> **Directive 1**
Rewrite the stretch of the walltime scheduling text from "4.1 Walltime Prediction" through "before the kill time.", substituting "termination time" for "kill time".
> **Directive 2**
According to the walltime scheduling text, which three kinds of techniques or algorithms together form a heuristic triple in walltime-based scheduling?
> **Directive 3**
Decide whether each statement agrees with the walltime scheduling text, answering yes or no and quoting the deciding words: (a) Corrective techniques extend a job's walltime either incrementally or by doubling it before the kill time. (b) Greater diversity in job geometries makes it easier to determine when jobs will finish. (c) In HPCs similar to COARE, the existing practice is to use the user-estimate walltime request as the kill time.

> **Page**
-=-=-

Heterogeneity in a workload may decrease the job waiting time predictability: the more diverse the job geometries, the harder it is to determine when jobs would finish [14]. In an environment with high job diversity such as those in resource-constrained systems, there must be a way to refine scheduling requirements such as having accurate WTRs. To reduce long queues, accurate walltime will enable the scheduler to precisely assign jobs to allocated nodes [21]. Thus for heterogeneous workloads, developing accurate walltime prediction becomes relevant in the scheduling performance.

4 Walltime-Based Scheduling

4.1 Walltime Prediction and Correction

The goal of WTR-based prediction is to generate walltime values close to the actual duration for efficient scheduling. Prediction techniques along with correction and backfilling algorithms form a heuristic triple in walltime-based scheduling [11]. Scheduling performance varies depending on the combination of algorithms in the triple. As an illustration, if the runtime should reach the predicted walltime and the job is not yet done, correcting the kill time will prevent premature job termination. Instead of letting the scheduler kill jobs based on user-estimates, corrective techniques will automatically extend the walltime of jobs either incrementally or by doubling its value before the kill time.

We derived combinations of predictive and corrective algorithms and compared these to a user-estimate walltime request-based scheduling (see Table 2 for a summary of scheduling scenarios). We define user-estimates as user-specified approximates of their jobs’ runtime. The existing practice in HPCs similar to COARE is to set user-estimate walltime request as the kill time.

-=-=-

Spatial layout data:
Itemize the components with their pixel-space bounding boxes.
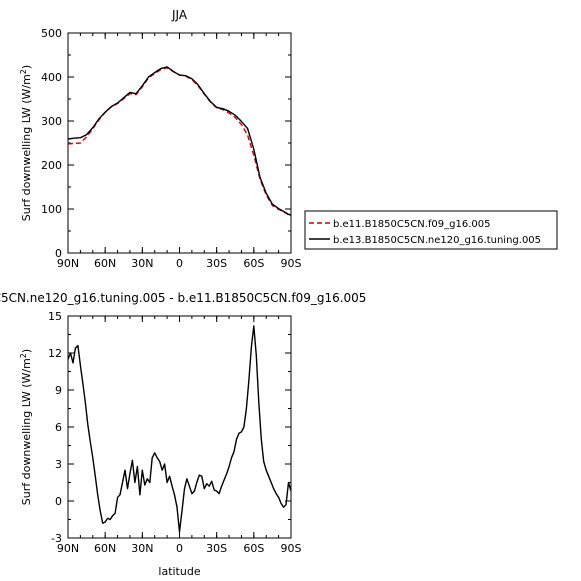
y-tick-label: 0 (55, 495, 62, 508)
legend-label: b.e13.B1850C5CN.ne120_g16.tuning.005 (333, 235, 541, 246)
y-axis-title-tail: ) (20, 65, 33, 69)
y-axis-title-main: Surf downwelling LW (W/m (20, 358, 33, 505)
top-panel: JJA 90N 60N 30N 0 30S 60S 90S 0 100 200 300 400 500 Su… (19, 8, 302, 270)
x-tick-label: 30N (131, 257, 153, 270)
plot-frame (67, 32, 292, 254)
y-axis-title: Surf downwelling LW (W/m2) (19, 65, 33, 221)
x-tick-label: 30S (206, 257, 227, 270)
series-line (67, 325, 292, 533)
x-axis-title: latitude (158, 565, 200, 578)
x-tick-label: 90N (57, 542, 79, 555)
x-tick-label: 90N (57, 257, 79, 270)
x-tick-label: 0 (176, 257, 183, 270)
y-axis-title-main: Surf downwelling LW (W/m (20, 74, 33, 221)
y-tick-label: 9 (55, 384, 62, 397)
y-tick-label: -3 (51, 532, 62, 545)
y-axis-title-sup: 2 (19, 69, 28, 74)
legend-label: b.e11.B1850C5CN.f09_g16.005 (333, 219, 490, 230)
x-tick-label: 0 (176, 542, 183, 555)
y-axis-title-tail: ) (20, 349, 33, 353)
x-tick-label: 60N (94, 257, 116, 270)
y-tick-label: 400 (41, 71, 62, 84)
x-tick-label: 60N (94, 542, 116, 555)
y-tick-label: 200 (41, 159, 62, 172)
y-tick-label: 6 (55, 421, 62, 434)
y-tick-label: 12 (48, 347, 62, 360)
x-tick-label: 60S (243, 257, 264, 270)
series-line (67, 66, 292, 216)
plot-title: JJA (171, 8, 188, 22)
x-tick-label: 30S (206, 542, 227, 555)
series-line (67, 67, 292, 216)
legend: b.e11.B1850C5CN.f09_g16.005 b.e13.B1850C5… (304, 210, 558, 250)
plot-title: C5CN.ne120_g16.tuning.005 - b.e11.B1850C… (0, 291, 366, 305)
plot-frame (67, 315, 292, 539)
y-tick-label: 3 (55, 458, 62, 471)
y-tick-label: 15 (48, 310, 62, 323)
y-tick-label: 0 (55, 247, 62, 260)
y-tick-label: 300 (41, 115, 62, 128)
y-tick-label: 100 (41, 203, 62, 216)
x-tick-label: 60S (243, 542, 264, 555)
bottom-panel: C5CN.ne120_g16.tuning.005 - b.e11.B1850C… (0, 291, 366, 578)
x-tick-label: 90S (281, 542, 302, 555)
y-axis-title: Surf downwelling LW (W/m2) (19, 349, 33, 505)
x-tick-label: 30N (131, 542, 153, 555)
y-tick-label: 500 (41, 27, 62, 40)
x-tick-label: 90S (281, 257, 302, 270)
y-axis-title-sup: 2 (19, 353, 28, 358)
legend-box (304, 210, 558, 250)
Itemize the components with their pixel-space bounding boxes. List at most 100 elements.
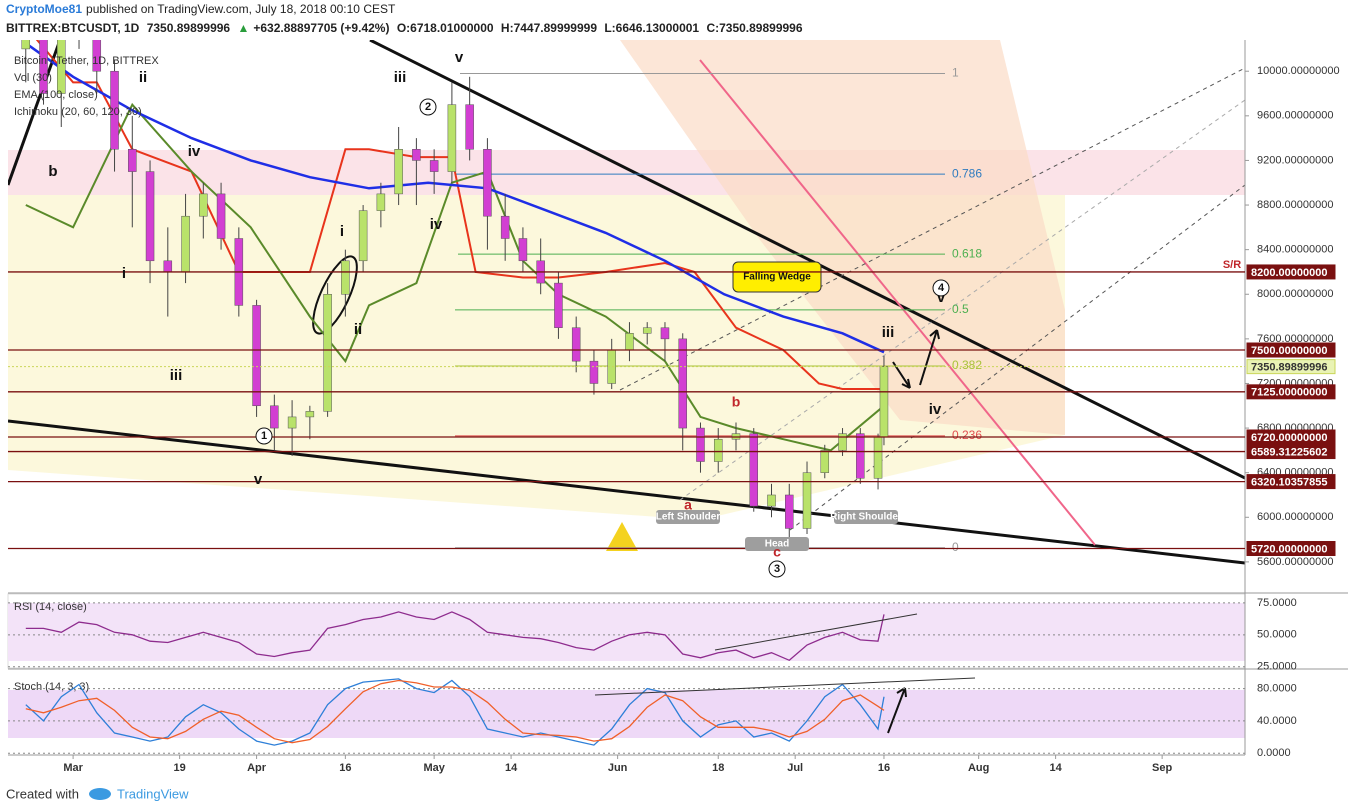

-=-=-

> **Expected answer 1**
4.1 Walltime Prediction and Correction

The goal of WTR-based prediction is to generate walltime values close to the actual duration for efficient scheduling. Prediction techniques along with correction and backfilling algorithms form a heuristic triple in walltime-based scheduling [11]. Scheduling performance varies depending on the combination of algorithms in the triple. As an illustration, if the runtime should reach the predicted walltime and the job is not yet done, correcting the termination time will prevent premature job termination. Instead of letting the scheduler kill jobs based on user-estimates, corrective techniques will automatically extend the walltime of jobs either incrementally or by doubling its value before the termination time.

> **Expected answer 2**
Prediction techniques, correction algorithms, and backfilling algorithms.

> **Expected answer 3**
(a) Yes: "corrective techniques will automatically extend the walltime of jobs either incrementally or by doubling its value before the kill time"
(b) No: "the more diverse the job geometries, the harder it is to determine when jobs would finish"
(c) Yes: "The existing practice in HPCs similar to COARE is to set user-estimate walltime request as the kill time."